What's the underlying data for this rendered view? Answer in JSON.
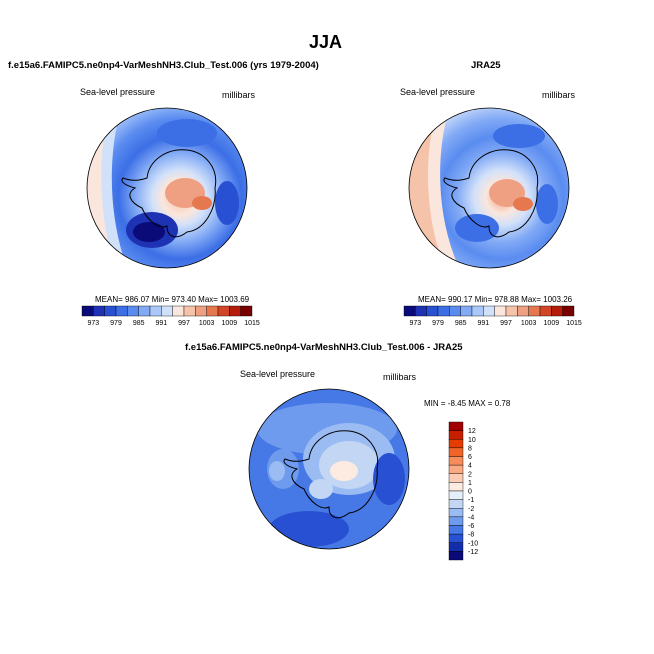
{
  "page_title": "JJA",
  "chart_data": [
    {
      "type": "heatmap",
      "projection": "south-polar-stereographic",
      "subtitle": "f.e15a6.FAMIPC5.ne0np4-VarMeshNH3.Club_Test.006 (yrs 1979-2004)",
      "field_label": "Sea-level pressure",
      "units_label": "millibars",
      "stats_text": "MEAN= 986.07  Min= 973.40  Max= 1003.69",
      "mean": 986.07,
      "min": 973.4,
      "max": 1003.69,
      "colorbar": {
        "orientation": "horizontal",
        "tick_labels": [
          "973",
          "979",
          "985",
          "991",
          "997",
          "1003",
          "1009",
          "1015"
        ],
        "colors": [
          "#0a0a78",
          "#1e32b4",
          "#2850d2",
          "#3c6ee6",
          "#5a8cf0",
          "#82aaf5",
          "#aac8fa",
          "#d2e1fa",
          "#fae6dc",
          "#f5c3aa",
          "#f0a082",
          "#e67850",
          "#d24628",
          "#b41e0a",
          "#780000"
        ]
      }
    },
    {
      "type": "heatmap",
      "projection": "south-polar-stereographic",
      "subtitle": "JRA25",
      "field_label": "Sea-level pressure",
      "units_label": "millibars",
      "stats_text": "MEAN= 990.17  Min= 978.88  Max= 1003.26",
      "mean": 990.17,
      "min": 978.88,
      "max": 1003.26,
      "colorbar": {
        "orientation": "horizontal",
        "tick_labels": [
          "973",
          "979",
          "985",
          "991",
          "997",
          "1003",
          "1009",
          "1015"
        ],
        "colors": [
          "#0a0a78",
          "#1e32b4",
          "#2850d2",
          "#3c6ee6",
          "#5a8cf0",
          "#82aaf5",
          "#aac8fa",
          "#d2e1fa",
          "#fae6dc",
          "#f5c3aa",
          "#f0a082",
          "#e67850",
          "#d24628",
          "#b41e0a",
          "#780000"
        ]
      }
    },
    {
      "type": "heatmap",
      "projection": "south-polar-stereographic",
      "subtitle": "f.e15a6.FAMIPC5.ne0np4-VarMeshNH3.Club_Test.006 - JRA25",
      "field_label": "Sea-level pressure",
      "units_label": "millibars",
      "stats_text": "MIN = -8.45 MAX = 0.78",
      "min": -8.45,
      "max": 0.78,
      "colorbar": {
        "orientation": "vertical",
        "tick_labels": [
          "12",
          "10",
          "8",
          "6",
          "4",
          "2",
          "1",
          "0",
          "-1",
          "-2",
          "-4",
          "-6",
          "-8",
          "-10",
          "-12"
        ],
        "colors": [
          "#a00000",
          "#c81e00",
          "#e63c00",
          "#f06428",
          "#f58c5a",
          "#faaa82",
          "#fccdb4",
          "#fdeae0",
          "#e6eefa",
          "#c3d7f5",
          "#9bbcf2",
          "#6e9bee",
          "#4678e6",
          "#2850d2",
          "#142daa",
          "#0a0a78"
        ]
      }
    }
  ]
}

━━━

▶ [What you should do]
Take the listing above and restate it word for word, without its pictures.

▶ [Exercise result]
What's the underlying data for this rendered view? Answer in JSON.
{
  "page_title": "JJA",
  "chart_data": [
    {
      "type": "heatmap",
      "projection": "south-polar-stereographic",
      "subtitle": "f.e15a6.FAMIPC5.ne0np4-VarMeshNH3.Club_Test.006 (yrs 1979-2004)",
      "field_label": "Sea-level pressure",
      "units_label": "millibars",
      "stats_text": "MEAN= 986.07  Min= 973.40  Max= 1003.69",
      "mean": 986.07,
      "min": 973.4,
      "max": 1003.69,
      "colorbar": {
        "orientation": "horizontal",
        "tick_labels": [
          "973",
          "979",
          "985",
          "991",
          "997",
          "1003",
          "1009",
          "1015"
        ],
        "colors": [
          "#0a0a78",
          "#1e32b4",
          "#2850d2",
          "#3c6ee6",
          "#5a8cf0",
          "#82aaf5",
          "#aac8fa",
          "#d2e1fa",
          "#fae6dc",
          "#f5c3aa",
          "#f0a082",
          "#e67850",
          "#d24628",
          "#b41e0a",
          "#780000"
        ]
      }
    },
    {
      "type": "heatmap",
      "projection": "south-polar-stereographic",
      "subtitle": "JRA25",
      "field_label": "Sea-level pressure",
      "units_label": "millibars",
      "stats_text": "MEAN= 990.17  Min= 978.88  Max= 1003.26",
      "mean": 990.17,
      "min": 978.88,
      "max": 1003.26,
      "colorbar": {
        "orientation": "horizontal",
        "tick_labels": [
          "973",
          "979",
          "985",
          "991",
          "997",
          "1003",
          "1009",
          "1015"
        ],
        "colors": [
          "#0a0a78",
          "#1e32b4",
          "#2850d2",
          "#3c6ee6",
          "#5a8cf0",
          "#82aaf5",
          "#aac8fa",
          "#d2e1fa",
          "#fae6dc",
          "#f5c3aa",
          "#f0a082",
          "#e67850",
          "#d24628",
          "#b41e0a",
          "#780000"
        ]
      }
    },
    {
      "type": "heatmap",
      "projection": "south-polar-stereographic",
      "subtitle": "f.e15a6.FAMIPC5.ne0np4-VarMeshNH3.Club_Test.006 - JRA25",
      "field_label": "Sea-level pressure",
      "units_label": "millibars",
      "stats_text": "MIN = -8.45 MAX = 0.78",
      "min": -8.45,
      "max": 0.78,
      "colorbar": {
        "orientation": "vertical",
        "tick_labels": [
          "12",
          "10",
          "8",
          "6",
          "4",
          "2",
          "1",
          "0",
          "-1",
          "-2",
          "-4",
          "-6",
          "-8",
          "-10",
          "-12"
        ],
        "colors": [
          "#a00000",
          "#c81e00",
          "#e63c00",
          "#f06428",
          "#f58c5a",
          "#faaa82",
          "#fccdb4",
          "#fdeae0",
          "#e6eefa",
          "#c3d7f5",
          "#9bbcf2",
          "#6e9bee",
          "#4678e6",
          "#2850d2",
          "#142daa",
          "#0a0a78"
        ]
      }
    }
  ]
}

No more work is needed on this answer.